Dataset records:
****************

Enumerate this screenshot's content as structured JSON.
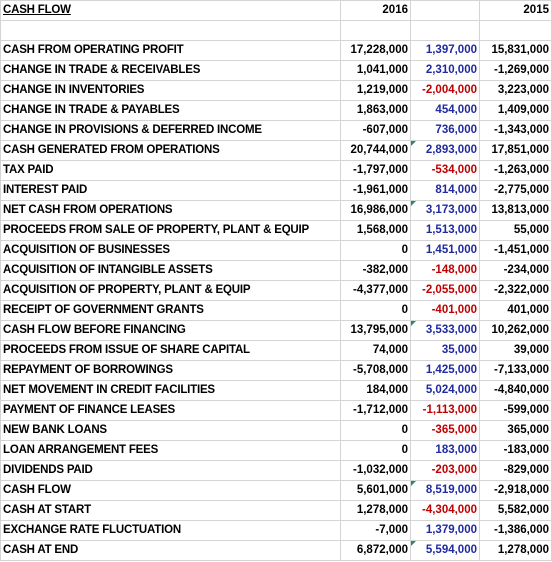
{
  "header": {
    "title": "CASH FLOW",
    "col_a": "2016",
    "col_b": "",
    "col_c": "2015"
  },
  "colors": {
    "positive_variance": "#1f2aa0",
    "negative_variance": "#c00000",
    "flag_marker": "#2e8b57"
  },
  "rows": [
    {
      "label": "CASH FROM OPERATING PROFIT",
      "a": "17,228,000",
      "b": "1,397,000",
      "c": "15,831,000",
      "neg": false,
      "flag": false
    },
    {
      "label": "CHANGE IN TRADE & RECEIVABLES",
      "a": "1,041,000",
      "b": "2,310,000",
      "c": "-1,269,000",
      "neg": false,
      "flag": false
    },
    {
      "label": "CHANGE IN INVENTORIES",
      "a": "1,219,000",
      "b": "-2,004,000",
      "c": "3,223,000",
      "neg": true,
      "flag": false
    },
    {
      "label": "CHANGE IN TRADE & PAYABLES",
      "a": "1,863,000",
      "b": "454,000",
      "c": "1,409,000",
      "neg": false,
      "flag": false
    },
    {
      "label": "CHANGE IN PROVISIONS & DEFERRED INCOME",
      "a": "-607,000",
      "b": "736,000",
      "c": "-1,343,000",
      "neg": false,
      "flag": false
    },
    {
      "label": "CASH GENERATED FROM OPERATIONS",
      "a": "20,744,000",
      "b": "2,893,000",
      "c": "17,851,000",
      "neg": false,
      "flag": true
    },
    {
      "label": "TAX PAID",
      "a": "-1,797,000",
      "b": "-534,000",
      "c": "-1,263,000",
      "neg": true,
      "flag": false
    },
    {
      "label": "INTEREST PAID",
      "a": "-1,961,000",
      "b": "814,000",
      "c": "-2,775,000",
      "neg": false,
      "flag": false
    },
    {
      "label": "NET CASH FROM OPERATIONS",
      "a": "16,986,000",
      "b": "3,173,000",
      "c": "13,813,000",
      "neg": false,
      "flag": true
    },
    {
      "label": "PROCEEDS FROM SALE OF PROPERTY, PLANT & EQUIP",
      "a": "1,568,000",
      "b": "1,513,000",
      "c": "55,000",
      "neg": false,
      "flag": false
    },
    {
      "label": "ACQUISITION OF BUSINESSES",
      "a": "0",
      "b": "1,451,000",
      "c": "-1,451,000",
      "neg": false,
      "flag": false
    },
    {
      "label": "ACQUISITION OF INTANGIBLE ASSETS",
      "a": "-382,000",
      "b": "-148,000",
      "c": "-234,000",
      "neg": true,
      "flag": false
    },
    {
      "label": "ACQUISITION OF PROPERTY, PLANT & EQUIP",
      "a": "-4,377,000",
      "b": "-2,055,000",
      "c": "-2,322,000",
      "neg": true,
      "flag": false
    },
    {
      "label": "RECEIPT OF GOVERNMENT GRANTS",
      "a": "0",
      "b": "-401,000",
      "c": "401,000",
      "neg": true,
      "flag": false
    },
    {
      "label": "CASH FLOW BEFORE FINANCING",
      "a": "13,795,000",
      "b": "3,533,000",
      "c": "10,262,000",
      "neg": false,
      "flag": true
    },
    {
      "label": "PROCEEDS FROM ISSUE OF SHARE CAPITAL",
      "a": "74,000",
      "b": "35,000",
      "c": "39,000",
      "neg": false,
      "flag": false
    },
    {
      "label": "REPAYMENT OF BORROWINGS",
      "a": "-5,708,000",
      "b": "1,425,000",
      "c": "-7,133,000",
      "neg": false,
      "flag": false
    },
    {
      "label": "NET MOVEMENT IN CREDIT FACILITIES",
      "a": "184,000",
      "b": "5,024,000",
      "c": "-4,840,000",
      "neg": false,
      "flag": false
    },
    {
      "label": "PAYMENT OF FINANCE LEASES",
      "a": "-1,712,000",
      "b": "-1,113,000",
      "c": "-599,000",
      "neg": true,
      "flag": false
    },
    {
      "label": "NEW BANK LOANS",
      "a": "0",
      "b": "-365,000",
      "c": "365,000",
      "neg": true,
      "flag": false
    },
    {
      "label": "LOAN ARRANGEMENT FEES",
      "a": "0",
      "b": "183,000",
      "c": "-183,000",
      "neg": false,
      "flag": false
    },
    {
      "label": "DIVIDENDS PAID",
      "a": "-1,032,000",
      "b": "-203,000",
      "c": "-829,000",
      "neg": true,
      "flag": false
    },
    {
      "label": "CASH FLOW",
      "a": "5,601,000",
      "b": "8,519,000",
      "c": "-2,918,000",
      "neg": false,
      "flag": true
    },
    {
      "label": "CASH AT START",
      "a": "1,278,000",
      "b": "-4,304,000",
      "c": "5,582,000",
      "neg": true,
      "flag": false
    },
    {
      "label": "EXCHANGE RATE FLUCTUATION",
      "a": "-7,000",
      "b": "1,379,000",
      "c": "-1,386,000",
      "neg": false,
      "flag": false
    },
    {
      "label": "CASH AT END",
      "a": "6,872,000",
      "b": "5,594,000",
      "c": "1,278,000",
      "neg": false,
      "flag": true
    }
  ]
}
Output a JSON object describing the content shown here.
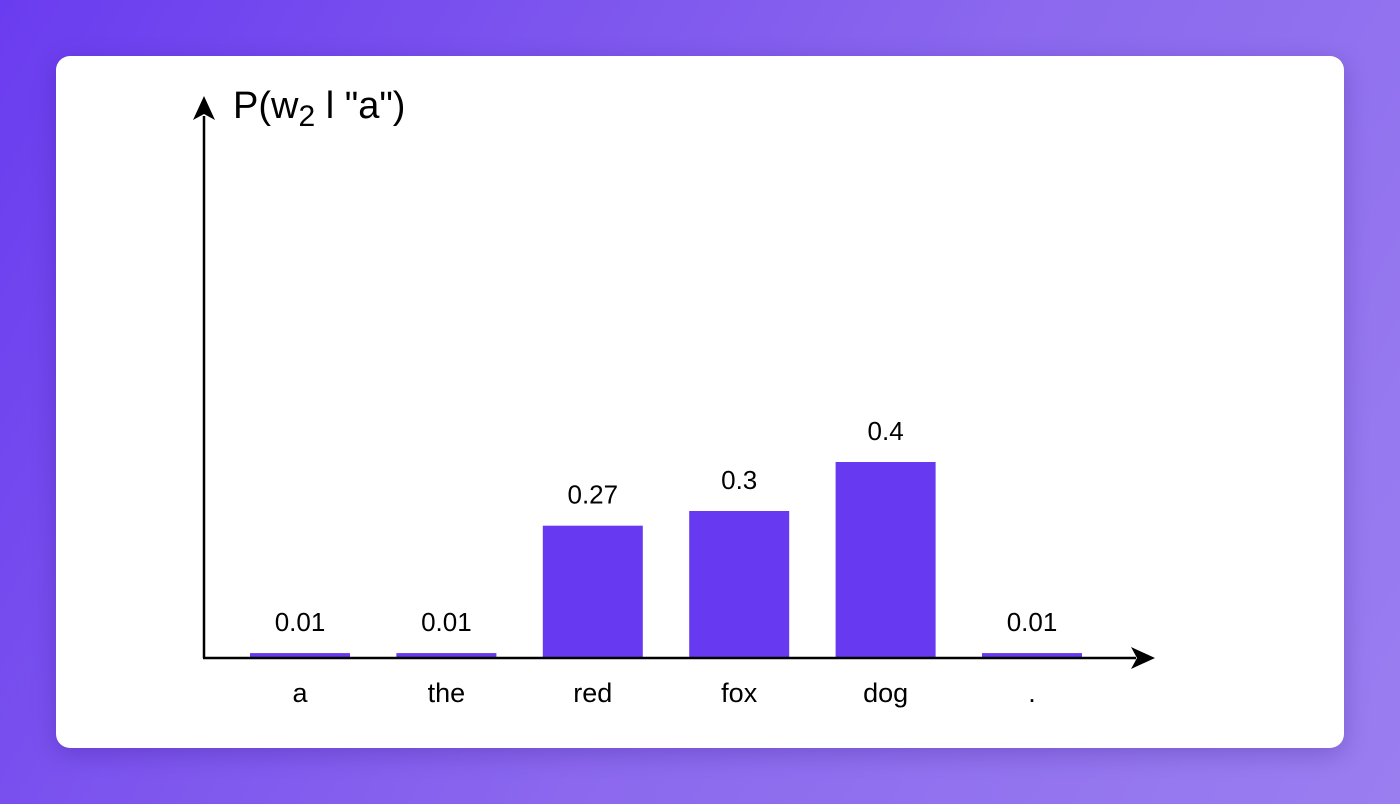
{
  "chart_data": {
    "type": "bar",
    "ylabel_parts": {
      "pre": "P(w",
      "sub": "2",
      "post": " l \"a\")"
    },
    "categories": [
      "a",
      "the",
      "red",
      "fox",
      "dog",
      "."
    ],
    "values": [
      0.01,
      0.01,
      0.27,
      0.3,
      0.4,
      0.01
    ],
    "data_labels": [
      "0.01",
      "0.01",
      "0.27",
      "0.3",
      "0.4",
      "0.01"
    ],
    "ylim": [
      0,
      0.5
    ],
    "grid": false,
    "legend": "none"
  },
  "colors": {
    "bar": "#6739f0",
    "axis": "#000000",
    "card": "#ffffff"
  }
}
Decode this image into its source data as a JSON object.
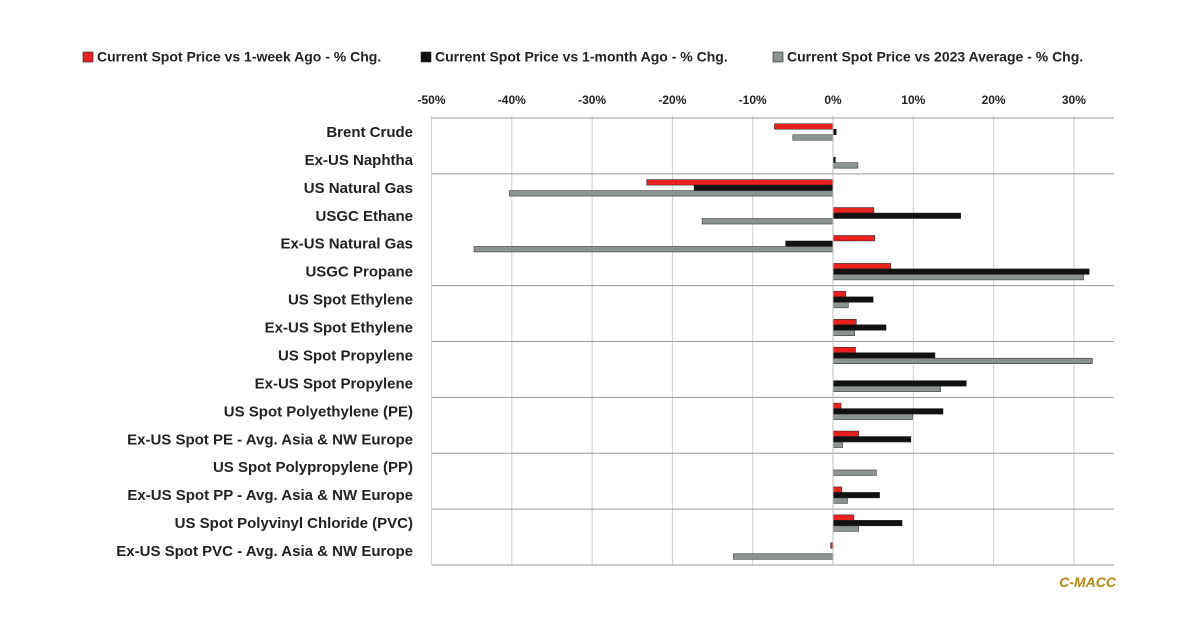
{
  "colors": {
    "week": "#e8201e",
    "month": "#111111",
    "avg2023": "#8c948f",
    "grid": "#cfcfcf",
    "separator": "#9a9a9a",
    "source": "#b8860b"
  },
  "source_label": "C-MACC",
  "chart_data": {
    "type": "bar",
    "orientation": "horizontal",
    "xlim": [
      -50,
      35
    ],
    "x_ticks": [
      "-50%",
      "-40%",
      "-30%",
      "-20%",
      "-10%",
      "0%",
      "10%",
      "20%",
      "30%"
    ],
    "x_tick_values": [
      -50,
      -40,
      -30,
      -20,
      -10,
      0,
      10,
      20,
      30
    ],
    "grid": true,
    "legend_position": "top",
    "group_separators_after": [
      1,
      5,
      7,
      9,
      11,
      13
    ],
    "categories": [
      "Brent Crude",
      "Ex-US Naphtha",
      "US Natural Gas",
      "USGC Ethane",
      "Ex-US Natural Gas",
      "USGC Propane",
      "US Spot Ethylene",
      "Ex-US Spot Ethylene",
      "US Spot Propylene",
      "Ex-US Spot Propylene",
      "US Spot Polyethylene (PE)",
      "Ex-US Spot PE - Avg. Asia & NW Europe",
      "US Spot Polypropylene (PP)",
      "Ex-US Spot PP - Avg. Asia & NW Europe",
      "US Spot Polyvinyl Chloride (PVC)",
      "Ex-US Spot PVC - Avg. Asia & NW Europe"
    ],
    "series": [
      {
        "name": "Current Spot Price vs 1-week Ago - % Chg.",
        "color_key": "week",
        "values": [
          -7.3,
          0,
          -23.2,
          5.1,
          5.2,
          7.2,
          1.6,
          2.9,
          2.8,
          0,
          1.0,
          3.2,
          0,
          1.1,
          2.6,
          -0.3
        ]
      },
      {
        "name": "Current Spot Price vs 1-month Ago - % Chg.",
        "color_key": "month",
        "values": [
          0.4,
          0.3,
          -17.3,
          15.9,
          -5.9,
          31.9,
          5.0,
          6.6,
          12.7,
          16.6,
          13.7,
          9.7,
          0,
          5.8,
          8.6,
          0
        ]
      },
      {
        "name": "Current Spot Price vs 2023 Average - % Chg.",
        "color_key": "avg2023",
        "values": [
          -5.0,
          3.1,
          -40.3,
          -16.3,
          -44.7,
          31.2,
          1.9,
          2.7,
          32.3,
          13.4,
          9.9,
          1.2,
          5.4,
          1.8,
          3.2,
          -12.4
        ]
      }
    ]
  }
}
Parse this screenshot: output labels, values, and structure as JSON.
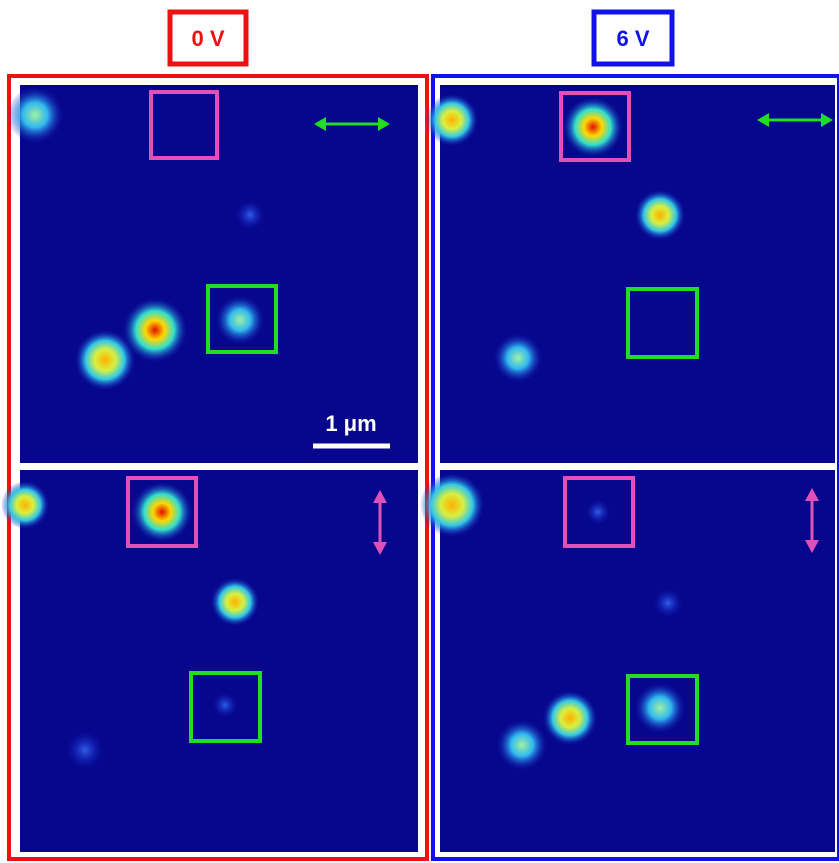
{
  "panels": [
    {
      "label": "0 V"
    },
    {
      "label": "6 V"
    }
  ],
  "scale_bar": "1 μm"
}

****************

_Problem description_
Find the line containing "Parse this screenshot: output", then extract it and every line after it to the end of the data above, exactly and nothing else, without pictures.

_Output of the task_
Parse this screenshot: output labels, values, and structure as JSON.
{
  "panels": [
    {
      "label": "0 V"
    },
    {
      "label": "6 V"
    }
  ],
  "scale_bar": "1 μm"
}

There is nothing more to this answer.